** Start Material to process **

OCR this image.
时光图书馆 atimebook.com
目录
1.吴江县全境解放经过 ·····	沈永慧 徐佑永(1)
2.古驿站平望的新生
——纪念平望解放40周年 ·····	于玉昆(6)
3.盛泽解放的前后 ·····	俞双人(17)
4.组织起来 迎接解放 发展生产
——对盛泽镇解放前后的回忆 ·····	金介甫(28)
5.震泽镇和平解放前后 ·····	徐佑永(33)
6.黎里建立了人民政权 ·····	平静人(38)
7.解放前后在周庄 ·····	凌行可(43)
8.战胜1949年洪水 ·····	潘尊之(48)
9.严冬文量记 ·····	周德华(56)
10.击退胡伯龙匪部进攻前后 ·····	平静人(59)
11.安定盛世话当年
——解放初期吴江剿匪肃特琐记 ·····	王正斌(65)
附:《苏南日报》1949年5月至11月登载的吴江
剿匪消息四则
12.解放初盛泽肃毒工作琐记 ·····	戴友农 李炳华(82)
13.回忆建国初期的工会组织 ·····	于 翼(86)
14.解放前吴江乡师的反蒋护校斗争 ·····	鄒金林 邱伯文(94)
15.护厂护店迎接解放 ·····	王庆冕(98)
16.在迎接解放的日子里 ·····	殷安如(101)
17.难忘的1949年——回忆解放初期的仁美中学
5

** End Material to process **
** Start Material to process **

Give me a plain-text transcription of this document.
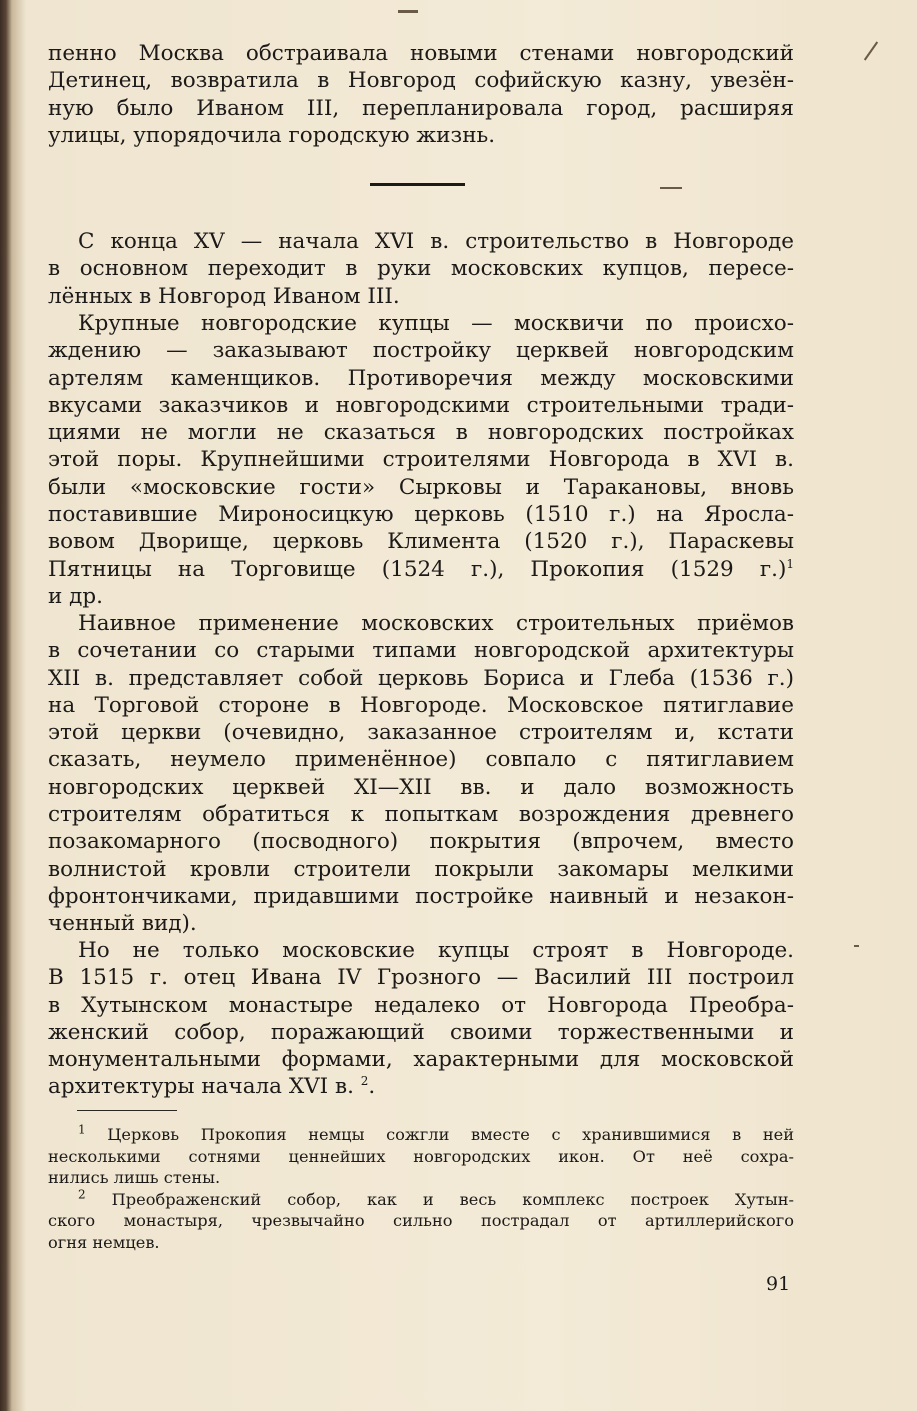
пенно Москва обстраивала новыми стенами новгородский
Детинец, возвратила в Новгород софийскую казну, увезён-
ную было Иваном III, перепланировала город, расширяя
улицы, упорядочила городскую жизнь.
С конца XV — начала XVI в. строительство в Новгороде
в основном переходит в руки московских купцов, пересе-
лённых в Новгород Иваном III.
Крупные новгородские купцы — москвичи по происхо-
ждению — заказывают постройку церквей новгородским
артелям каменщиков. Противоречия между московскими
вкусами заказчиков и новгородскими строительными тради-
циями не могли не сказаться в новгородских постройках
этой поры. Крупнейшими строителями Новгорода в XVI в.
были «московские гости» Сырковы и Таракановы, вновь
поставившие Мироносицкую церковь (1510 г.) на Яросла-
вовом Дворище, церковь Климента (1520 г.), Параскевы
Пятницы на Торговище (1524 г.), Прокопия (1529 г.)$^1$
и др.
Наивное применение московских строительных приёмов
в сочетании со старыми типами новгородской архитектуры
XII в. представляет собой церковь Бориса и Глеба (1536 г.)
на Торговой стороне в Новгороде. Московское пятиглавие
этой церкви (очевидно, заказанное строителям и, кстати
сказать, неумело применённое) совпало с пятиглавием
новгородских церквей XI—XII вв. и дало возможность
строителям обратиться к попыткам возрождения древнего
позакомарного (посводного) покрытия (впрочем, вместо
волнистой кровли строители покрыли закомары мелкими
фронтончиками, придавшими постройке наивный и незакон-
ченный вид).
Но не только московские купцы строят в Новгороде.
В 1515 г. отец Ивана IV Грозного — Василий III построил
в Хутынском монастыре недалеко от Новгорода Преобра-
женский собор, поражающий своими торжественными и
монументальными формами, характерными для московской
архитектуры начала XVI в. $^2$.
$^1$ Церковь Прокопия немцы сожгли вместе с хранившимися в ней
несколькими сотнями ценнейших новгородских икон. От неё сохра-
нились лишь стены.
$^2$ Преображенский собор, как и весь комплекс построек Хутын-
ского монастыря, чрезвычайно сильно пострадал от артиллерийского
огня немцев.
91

** End Material to process **

(Task statement)
Search the data for the string "этой" and copy each line where it appears.

(Output for this exercise)
этой поры. Крупнейшими строителями Новгорода в XVI в.
этой церкви (очевидно, заказанное строителям и, кстати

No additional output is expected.